> _AIM OF THE TASK_:
Report the count of lines where the string "name" appears, and nothing else.

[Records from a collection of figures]

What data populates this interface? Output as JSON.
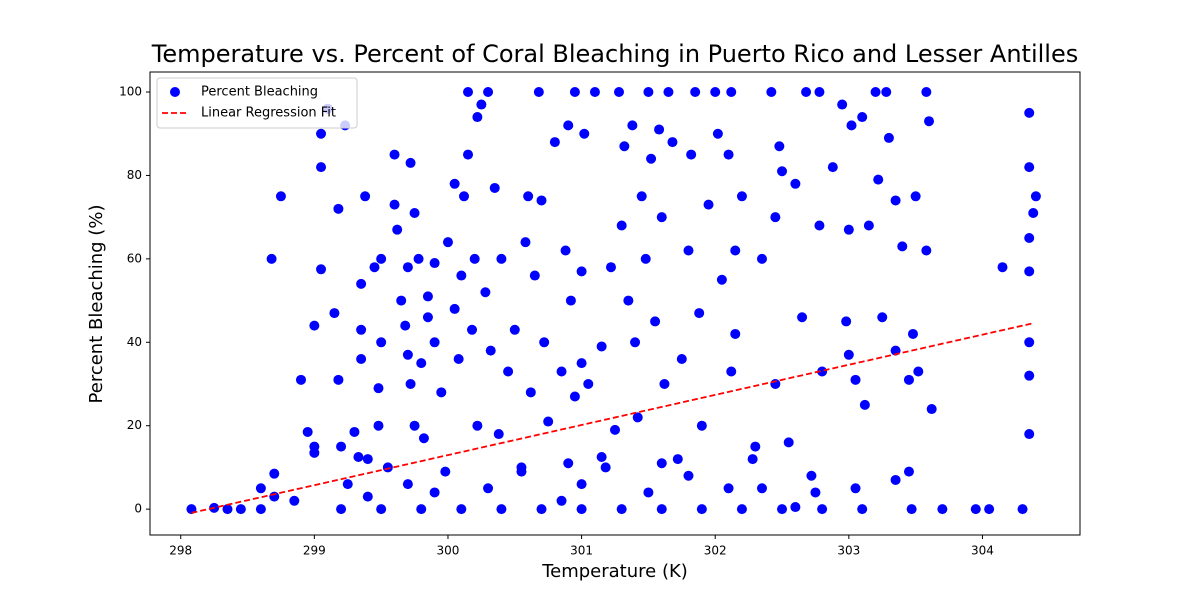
{
  "chart_data": {
    "type": "scatter",
    "title": "Temperature vs. Percent of Coral Bleaching in Puerto Rico and Lesser Antilles",
    "xlabel": "Temperature (K)",
    "ylabel": "Percent Bleaching (%)",
    "xlim": [
      297.77,
      304.73
    ],
    "ylim": [
      -6.2,
      104.8
    ],
    "xticks": [
      298,
      299,
      300,
      301,
      302,
      303,
      304
    ],
    "yticks": [
      0,
      20,
      40,
      60,
      80,
      100
    ],
    "legend": "upper left",
    "grid": false,
    "series": [
      {
        "name": "Percent Bleaching",
        "type": "scatter",
        "color": "#0000ff",
        "x": [
          298.08,
          298.25,
          298.35,
          298.45,
          298.6,
          298.6,
          298.7,
          298.7,
          298.68,
          298.75,
          298.85,
          298.9,
          298.95,
          299.0,
          299.0,
          299.0,
          299.05,
          299.05,
          299.05,
          299.1,
          299.15,
          299.18,
          299.18,
          299.2,
          299.23,
          299.25,
          299.3,
          299.33,
          299.35,
          299.35,
          299.35,
          299.38,
          299.4,
          299.45,
          299.48,
          299.48,
          299.5,
          299.5,
          299.55,
          299.6,
          299.6,
          299.62,
          299.65,
          299.68,
          299.7,
          299.7,
          299.72,
          299.72,
          299.75,
          299.75,
          299.78,
          299.8,
          299.82,
          299.85,
          299.85,
          299.9,
          299.9,
          299.95,
          299.98,
          300.0,
          300.05,
          300.05,
          300.08,
          300.1,
          300.12,
          300.15,
          300.15,
          300.18,
          300.2,
          300.22,
          300.22,
          300.25,
          300.28,
          300.3,
          300.32,
          300.35,
          300.38,
          300.4,
          300.45,
          300.5,
          300.55,
          300.58,
          300.6,
          300.62,
          300.65,
          300.68,
          300.7,
          300.72,
          300.75,
          300.8,
          300.85,
          300.88,
          300.9,
          300.92,
          300.95,
          300.95,
          301.0,
          301.0,
          301.02,
          301.05,
          301.1,
          301.15,
          301.18,
          301.22,
          301.25,
          301.28,
          301.3,
          301.32,
          301.35,
          301.38,
          301.4,
          301.42,
          301.45,
          301.48,
          301.5,
          301.52,
          301.55,
          301.58,
          301.6,
          301.62,
          301.65,
          301.68,
          301.72,
          301.75,
          301.8,
          301.82,
          301.85,
          301.88,
          301.9,
          301.95,
          302.0,
          302.02,
          302.05,
          302.1,
          302.12,
          302.12,
          302.15,
          302.15,
          302.2,
          302.3,
          302.35,
          302.42,
          302.45,
          302.45,
          302.48,
          302.5,
          302.55,
          302.6,
          302.65,
          302.68,
          302.72,
          302.78,
          302.78,
          302.8,
          302.88,
          302.95,
          302.98,
          303.0,
          303.0,
          303.02,
          303.05,
          303.1,
          303.12,
          303.15,
          303.2,
          303.22,
          303.25,
          303.28,
          303.3,
          303.35,
          303.35,
          303.4,
          303.45,
          303.48,
          303.5,
          303.52,
          303.58,
          303.6,
          303.62,
          303.58,
          304.15,
          304.35,
          304.35,
          304.35,
          304.35,
          304.35,
          304.35,
          304.35,
          304.4,
          304.38,
          299.2,
          299.5,
          299.8,
          300.1,
          300.4,
          300.7,
          301.0,
          301.3,
          301.6,
          301.9,
          302.2,
          302.5,
          302.8,
          303.1,
          303.47,
          303.7,
          303.95,
          304.05,
          304.3,
          299.4,
          299.9,
          300.3,
          300.55,
          301.0,
          301.5,
          301.8,
          302.1,
          302.35,
          302.75,
          303.35,
          303.45,
          300.9,
          301.15,
          299.7,
          300.85,
          301.6,
          302.28,
          302.6,
          303.05
        ],
        "y": [
          0,
          0.3,
          0,
          0,
          0,
          5,
          8.5,
          3,
          60,
          75,
          2,
          31,
          18.5,
          44,
          15,
          13.5,
          57.5,
          90,
          82,
          96,
          47,
          72,
          31,
          15,
          92,
          6,
          18.5,
          12.5,
          54,
          43,
          36,
          75,
          12,
          58,
          20,
          29,
          60,
          40,
          10,
          85,
          73,
          67,
          50,
          44,
          58,
          37,
          83,
          30,
          71,
          20,
          60,
          35,
          17,
          51,
          46,
          59,
          40,
          28,
          9,
          64,
          78,
          48,
          36,
          56,
          75,
          100,
          85,
          43,
          60,
          94,
          20,
          97,
          52,
          100,
          38,
          77,
          18,
          60,
          33,
          43,
          9,
          64,
          75,
          28,
          56,
          100,
          74,
          40,
          21,
          88,
          33,
          62,
          92,
          50,
          27,
          100,
          35,
          57,
          90,
          30,
          100,
          39,
          10,
          58,
          19,
          100,
          68,
          87,
          50,
          92,
          40,
          22,
          75,
          60,
          100,
          84,
          45,
          91,
          70,
          30,
          100,
          88,
          12,
          36,
          62,
          85,
          100,
          47,
          20,
          73,
          100,
          90,
          55,
          85,
          100,
          33,
          62,
          42,
          75,
          15,
          60,
          100,
          70,
          30,
          87,
          81,
          16,
          78,
          46,
          100,
          8,
          100,
          68,
          33,
          82,
          97,
          45,
          67,
          37,
          92,
          31,
          94,
          25,
          68,
          100,
          79,
          46,
          100,
          89,
          74,
          38,
          63,
          31,
          42,
          75,
          33,
          100,
          93,
          24,
          62,
          58,
          95,
          82,
          65,
          57,
          40,
          32,
          18,
          75,
          71,
          0,
          0,
          0,
          0,
          0,
          0,
          0,
          0,
          0,
          0,
          0,
          0,
          0,
          0,
          0,
          0,
          0,
          0,
          0,
          3,
          4,
          5,
          10,
          6,
          4,
          8,
          5,
          5,
          4,
          7,
          9,
          11,
          12.5,
          6,
          2,
          11,
          12,
          0.5,
          5
        ]
      },
      {
        "name": "Linear Regression Fit",
        "type": "line",
        "color": "#ff0000",
        "x": [
          298.08,
          304.37
        ],
        "y": [
          -0.9,
          44.5
        ]
      }
    ]
  }
}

> _RESPONSE BELOW_:
2